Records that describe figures
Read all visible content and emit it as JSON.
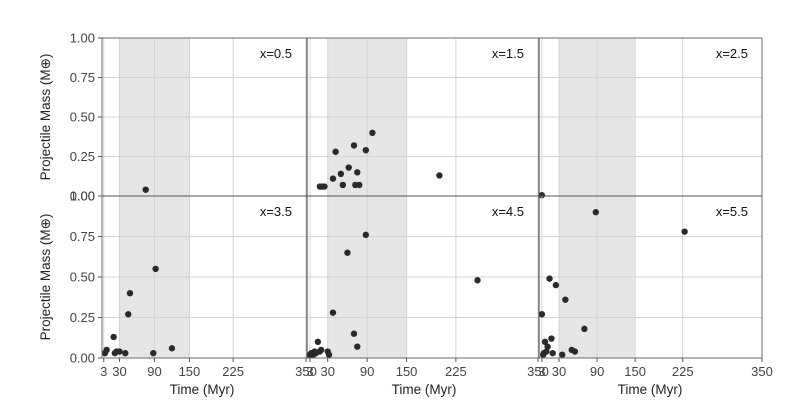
{
  "chart_data": {
    "type": "scatter",
    "facet_layout": "3 columns x 2 rows",
    "xlabel": "Time (Myr)",
    "ylabel": "Projectile Mass (M⊕)",
    "xlim": [
      0,
      350
    ],
    "ylim": [
      0,
      1
    ],
    "x_ticks": [
      3,
      30,
      90,
      150,
      225,
      350
    ],
    "y_ticks": [
      0.0,
      0.25,
      0.5,
      0.75,
      1.0
    ],
    "y_tick_labels": [
      "0.00",
      "0.25",
      "0.50",
      "0.75",
      "1.00"
    ],
    "shaded_x_range": [
      30,
      150
    ],
    "grid": true,
    "panels": [
      {
        "label": "x=0.5",
        "row": 0,
        "col": 0,
        "points": [
          [
            75,
            0.04
          ]
        ]
      },
      {
        "label": "x=1.5",
        "row": 0,
        "col": 1,
        "points": [
          [
            18,
            0.06
          ],
          [
            22,
            0.06
          ],
          [
            25,
            0.06
          ],
          [
            38,
            0.11
          ],
          [
            42,
            0.28
          ],
          [
            50,
            0.14
          ],
          [
            53,
            0.07
          ],
          [
            62,
            0.18
          ],
          [
            70,
            0.32
          ],
          [
            72,
            0.07
          ],
          [
            75,
            0.15
          ],
          [
            78,
            0.07
          ],
          [
            88,
            0.29
          ],
          [
            98,
            0.4
          ],
          [
            200,
            0.13
          ]
        ]
      },
      {
        "label": "x=2.5",
        "row": 0,
        "col": 2,
        "points": [
          [
            3,
            0.005
          ]
        ]
      },
      {
        "label": "x=3.5",
        "row": 1,
        "col": 0,
        "points": [
          [
            5,
            0.03
          ],
          [
            8,
            0.05
          ],
          [
            20,
            0.13
          ],
          [
            22,
            0.03
          ],
          [
            25,
            0.04
          ],
          [
            30,
            0.04
          ],
          [
            40,
            0.03
          ],
          [
            45,
            0.27
          ],
          [
            48,
            0.4
          ],
          [
            88,
            0.03
          ],
          [
            92,
            0.55
          ],
          [
            120,
            0.06
          ]
        ]
      },
      {
        "label": "x=4.5",
        "row": 1,
        "col": 1,
        "points": [
          [
            3,
            0.02
          ],
          [
            5,
            0.03
          ],
          [
            8,
            0.02
          ],
          [
            10,
            0.04
          ],
          [
            12,
            0.03
          ],
          [
            15,
            0.1
          ],
          [
            18,
            0.04
          ],
          [
            20,
            0.05
          ],
          [
            30,
            0.04
          ],
          [
            32,
            0.02
          ],
          [
            38,
            0.28
          ],
          [
            60,
            0.65
          ],
          [
            70,
            0.15
          ],
          [
            75,
            0.07
          ],
          [
            88,
            0.76
          ],
          [
            258,
            0.48
          ]
        ]
      },
      {
        "label": "x=5.5",
        "row": 1,
        "col": 2,
        "points": [
          [
            3,
            0.27
          ],
          [
            5,
            0.02
          ],
          [
            6,
            0.03
          ],
          [
            8,
            0.1
          ],
          [
            10,
            0.04
          ],
          [
            12,
            0.07
          ],
          [
            15,
            0.49
          ],
          [
            18,
            0.12
          ],
          [
            20,
            0.03
          ],
          [
            25,
            0.45
          ],
          [
            35,
            0.02
          ],
          [
            40,
            0.36
          ],
          [
            50,
            0.05
          ],
          [
            55,
            0.04
          ],
          [
            70,
            0.18
          ],
          [
            88,
            0.9
          ],
          [
            228,
            0.78
          ]
        ]
      }
    ]
  }
}
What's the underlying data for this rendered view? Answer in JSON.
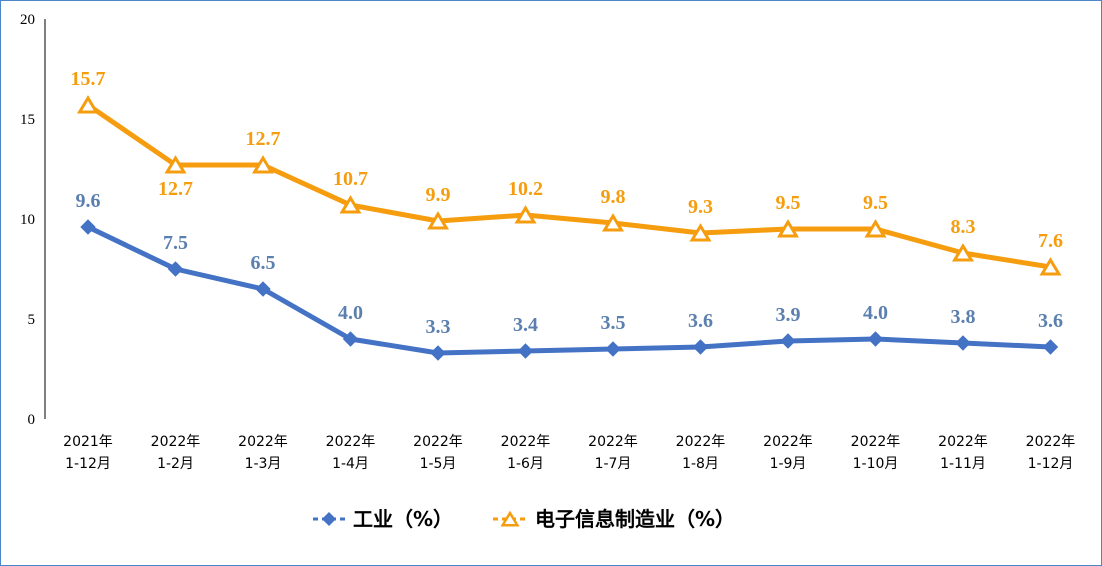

_Directions for this task:_ Word for word, quote the full listing, omitting every picture.

_Solved problem:_
Read all visible content and emit it as JSON.
{
  "chart_data": {
    "type": "scatter",
    "facet_layout": "3 columns x 2 rows",
    "xlabel": "Time (Myr)",
    "ylabel": "Projectile Mass (M⊕)",
    "xlim": [
      0,
      350
    ],
    "ylim": [
      0,
      1
    ],
    "x_ticks": [
      3,
      30,
      90,
      150,
      225,
      350
    ],
    "y_ticks": [
      0.0,
      0.25,
      0.5,
      0.75,
      1.0
    ],
    "y_tick_labels": [
      "0.00",
      "0.25",
      "0.50",
      "0.75",
      "1.00"
    ],
    "shaded_x_range": [
      30,
      150
    ],
    "grid": true,
    "panels": [
      {
        "label": "x=0.5",
        "row": 0,
        "col": 0,
        "points": [
          [
            75,
            0.04
          ]
        ]
      },
      {
        "label": "x=1.5",
        "row": 0,
        "col": 1,
        "points": [
          [
            18,
            0.06
          ],
          [
            22,
            0.06
          ],
          [
            25,
            0.06
          ],
          [
            38,
            0.11
          ],
          [
            42,
            0.28
          ],
          [
            50,
            0.14
          ],
          [
            53,
            0.07
          ],
          [
            62,
            0.18
          ],
          [
            70,
            0.32
          ],
          [
            72,
            0.07
          ],
          [
            75,
            0.15
          ],
          [
            78,
            0.07
          ],
          [
            88,
            0.29
          ],
          [
            98,
            0.4
          ],
          [
            200,
            0.13
          ]
        ]
      },
      {
        "label": "x=2.5",
        "row": 0,
        "col": 2,
        "points": [
          [
            3,
            0.005
          ]
        ]
      },
      {
        "label": "x=3.5",
        "row": 1,
        "col": 0,
        "points": [
          [
            5,
            0.03
          ],
          [
            8,
            0.05
          ],
          [
            20,
            0.13
          ],
          [
            22,
            0.03
          ],
          [
            25,
            0.04
          ],
          [
            30,
            0.04
          ],
          [
            40,
            0.03
          ],
          [
            45,
            0.27
          ],
          [
            48,
            0.4
          ],
          [
            88,
            0.03
          ],
          [
            92,
            0.55
          ],
          [
            120,
            0.06
          ]
        ]
      },
      {
        "label": "x=4.5",
        "row": 1,
        "col": 1,
        "points": [
          [
            3,
            0.02
          ],
          [
            5,
            0.03
          ],
          [
            8,
            0.02
          ],
          [
            10,
            0.04
          ],
          [
            12,
            0.03
          ],
          [
            15,
            0.1
          ],
          [
            18,
            0.04
          ],
          [
            20,
            0.05
          ],
          [
            30,
            0.04
          ],
          [
            32,
            0.02
          ],
          [
            38,
            0.28
          ],
          [
            60,
            0.65
          ],
          [
            70,
            0.15
          ],
          [
            75,
            0.07
          ],
          [
            88,
            0.76
          ],
          [
            258,
            0.48
          ]
        ]
      },
      {
        "label": "x=5.5",
        "row": 1,
        "col": 2,
        "points": [
          [
            3,
            0.27
          ],
          [
            5,
            0.02
          ],
          [
            6,
            0.03
          ],
          [
            8,
            0.1
          ],
          [
            10,
            0.04
          ],
          [
            12,
            0.07
          ],
          [
            15,
            0.49
          ],
          [
            18,
            0.12
          ],
          [
            20,
            0.03
          ],
          [
            25,
            0.45
          ],
          [
            35,
            0.02
          ],
          [
            40,
            0.36
          ],
          [
            50,
            0.05
          ],
          [
            55,
            0.04
          ],
          [
            70,
            0.18
          ],
          [
            88,
            0.9
          ],
          [
            228,
            0.78
          ]
        ]
      }
    ]
  }
}
What's the underlying data for this rendered view? Answer in JSON.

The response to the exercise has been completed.